### Required work:
Records follow. Select each line holding "color".

### Supplied material:
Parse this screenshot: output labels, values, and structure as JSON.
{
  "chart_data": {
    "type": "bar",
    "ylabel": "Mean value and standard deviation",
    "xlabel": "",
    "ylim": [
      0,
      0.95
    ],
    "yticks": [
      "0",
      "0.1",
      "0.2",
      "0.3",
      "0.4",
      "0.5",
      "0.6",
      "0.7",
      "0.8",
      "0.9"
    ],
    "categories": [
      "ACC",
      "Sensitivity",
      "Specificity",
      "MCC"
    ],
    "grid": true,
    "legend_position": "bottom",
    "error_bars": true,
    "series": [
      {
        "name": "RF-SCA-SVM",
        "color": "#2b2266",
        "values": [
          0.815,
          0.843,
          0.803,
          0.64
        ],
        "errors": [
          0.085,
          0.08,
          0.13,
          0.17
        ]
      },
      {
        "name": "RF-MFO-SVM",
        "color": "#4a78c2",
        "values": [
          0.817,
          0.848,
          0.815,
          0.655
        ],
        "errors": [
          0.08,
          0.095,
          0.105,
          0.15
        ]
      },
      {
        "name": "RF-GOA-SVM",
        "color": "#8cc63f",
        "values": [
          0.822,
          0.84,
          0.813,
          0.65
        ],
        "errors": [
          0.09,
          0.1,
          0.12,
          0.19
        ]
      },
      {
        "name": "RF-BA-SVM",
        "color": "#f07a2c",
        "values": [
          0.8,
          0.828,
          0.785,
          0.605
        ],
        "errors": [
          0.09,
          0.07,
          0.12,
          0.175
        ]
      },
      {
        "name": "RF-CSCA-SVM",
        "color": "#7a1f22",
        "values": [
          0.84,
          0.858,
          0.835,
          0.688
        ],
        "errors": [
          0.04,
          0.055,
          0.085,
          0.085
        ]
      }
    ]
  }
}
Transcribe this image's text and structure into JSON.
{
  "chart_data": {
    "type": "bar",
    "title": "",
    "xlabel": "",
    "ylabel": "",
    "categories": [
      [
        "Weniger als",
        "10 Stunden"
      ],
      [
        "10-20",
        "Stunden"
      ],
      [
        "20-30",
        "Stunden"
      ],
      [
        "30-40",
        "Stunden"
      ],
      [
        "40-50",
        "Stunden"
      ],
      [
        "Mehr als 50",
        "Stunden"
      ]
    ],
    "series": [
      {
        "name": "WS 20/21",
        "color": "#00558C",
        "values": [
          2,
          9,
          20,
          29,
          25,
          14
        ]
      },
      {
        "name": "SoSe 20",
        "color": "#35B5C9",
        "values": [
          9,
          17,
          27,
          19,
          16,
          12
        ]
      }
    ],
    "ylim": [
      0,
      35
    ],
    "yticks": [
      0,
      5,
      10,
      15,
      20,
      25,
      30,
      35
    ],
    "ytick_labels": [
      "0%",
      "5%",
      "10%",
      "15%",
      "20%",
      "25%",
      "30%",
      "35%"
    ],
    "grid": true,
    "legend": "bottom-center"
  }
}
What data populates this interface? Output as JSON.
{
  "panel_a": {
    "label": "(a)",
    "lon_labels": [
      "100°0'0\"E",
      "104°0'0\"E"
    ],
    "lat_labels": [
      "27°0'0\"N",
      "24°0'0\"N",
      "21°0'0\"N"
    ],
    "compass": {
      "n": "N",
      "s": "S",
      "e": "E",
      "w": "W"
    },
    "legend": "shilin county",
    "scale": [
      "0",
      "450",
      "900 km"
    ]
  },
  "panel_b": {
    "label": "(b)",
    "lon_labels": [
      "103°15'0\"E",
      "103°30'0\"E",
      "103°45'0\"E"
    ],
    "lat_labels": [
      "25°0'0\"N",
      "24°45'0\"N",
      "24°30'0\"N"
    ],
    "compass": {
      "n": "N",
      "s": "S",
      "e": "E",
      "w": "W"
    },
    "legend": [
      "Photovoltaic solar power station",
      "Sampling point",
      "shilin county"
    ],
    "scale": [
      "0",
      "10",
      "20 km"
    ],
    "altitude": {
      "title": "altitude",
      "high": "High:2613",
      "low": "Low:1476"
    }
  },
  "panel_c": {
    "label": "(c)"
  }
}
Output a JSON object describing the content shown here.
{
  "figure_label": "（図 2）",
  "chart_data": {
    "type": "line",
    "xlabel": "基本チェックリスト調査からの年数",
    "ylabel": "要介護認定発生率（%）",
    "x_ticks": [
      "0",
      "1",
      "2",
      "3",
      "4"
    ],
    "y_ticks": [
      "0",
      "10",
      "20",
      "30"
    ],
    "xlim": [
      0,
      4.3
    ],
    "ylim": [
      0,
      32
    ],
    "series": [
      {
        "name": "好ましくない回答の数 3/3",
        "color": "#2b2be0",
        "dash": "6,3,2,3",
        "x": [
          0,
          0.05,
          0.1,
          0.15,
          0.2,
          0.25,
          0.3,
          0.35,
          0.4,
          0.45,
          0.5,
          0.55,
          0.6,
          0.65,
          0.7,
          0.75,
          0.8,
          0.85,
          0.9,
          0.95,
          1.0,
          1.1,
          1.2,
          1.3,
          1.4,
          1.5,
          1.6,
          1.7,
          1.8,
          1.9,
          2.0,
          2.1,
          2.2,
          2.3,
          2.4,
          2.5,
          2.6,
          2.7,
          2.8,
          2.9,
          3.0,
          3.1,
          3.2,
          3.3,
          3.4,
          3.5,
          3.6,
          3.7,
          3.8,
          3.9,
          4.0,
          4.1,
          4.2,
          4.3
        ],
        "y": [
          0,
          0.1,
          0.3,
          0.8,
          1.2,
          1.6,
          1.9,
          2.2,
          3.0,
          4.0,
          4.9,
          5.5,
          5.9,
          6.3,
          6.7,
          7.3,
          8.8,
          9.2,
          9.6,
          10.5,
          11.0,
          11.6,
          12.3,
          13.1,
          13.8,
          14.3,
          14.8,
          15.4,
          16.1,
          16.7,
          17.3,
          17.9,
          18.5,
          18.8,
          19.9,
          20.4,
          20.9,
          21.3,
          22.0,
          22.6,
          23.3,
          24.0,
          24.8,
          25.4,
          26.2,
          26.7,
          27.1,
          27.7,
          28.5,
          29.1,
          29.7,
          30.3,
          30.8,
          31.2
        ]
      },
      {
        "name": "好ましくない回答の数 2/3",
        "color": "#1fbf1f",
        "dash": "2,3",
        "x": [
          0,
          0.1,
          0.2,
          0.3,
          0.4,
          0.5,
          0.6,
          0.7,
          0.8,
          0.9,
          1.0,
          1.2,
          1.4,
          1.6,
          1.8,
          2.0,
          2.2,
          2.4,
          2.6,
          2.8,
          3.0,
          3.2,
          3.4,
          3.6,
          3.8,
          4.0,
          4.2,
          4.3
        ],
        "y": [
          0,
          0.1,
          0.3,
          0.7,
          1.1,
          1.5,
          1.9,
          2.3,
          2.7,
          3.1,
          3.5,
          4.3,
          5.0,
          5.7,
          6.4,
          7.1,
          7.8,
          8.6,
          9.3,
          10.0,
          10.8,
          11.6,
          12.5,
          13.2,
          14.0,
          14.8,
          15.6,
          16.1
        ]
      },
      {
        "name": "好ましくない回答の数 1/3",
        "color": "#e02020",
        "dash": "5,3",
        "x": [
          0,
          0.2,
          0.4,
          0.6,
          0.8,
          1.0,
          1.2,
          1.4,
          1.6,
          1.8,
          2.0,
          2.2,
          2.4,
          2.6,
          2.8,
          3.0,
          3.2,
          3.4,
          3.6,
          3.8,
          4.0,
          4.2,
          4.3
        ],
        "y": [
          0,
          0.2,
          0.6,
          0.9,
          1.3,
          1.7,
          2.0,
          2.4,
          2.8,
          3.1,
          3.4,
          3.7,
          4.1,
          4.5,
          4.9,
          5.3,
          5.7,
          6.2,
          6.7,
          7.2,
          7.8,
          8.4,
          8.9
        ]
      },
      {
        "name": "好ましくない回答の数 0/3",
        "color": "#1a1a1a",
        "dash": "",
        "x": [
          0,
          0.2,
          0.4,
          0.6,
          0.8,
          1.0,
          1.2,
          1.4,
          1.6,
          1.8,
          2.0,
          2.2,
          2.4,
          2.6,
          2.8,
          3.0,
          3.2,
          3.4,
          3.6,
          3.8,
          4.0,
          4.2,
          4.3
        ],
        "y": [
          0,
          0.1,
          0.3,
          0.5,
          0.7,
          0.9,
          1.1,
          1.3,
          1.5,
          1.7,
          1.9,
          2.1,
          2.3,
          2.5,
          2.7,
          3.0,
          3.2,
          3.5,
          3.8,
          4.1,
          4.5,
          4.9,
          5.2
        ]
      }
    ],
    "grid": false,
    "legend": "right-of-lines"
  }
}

### Full solution:
        "color": "#2b2266",
        "color": "#4a78c2",
        "color": "#8cc63f",
        "color": "#f07a2c",
        "color": "#7a1f22",
        "color": "#00558C",
        "color": "#35B5C9",
        "color": "#2b2be0",
        "color": "#1fbf1f",
        "color": "#e02020",
        "color": "#1a1a1a",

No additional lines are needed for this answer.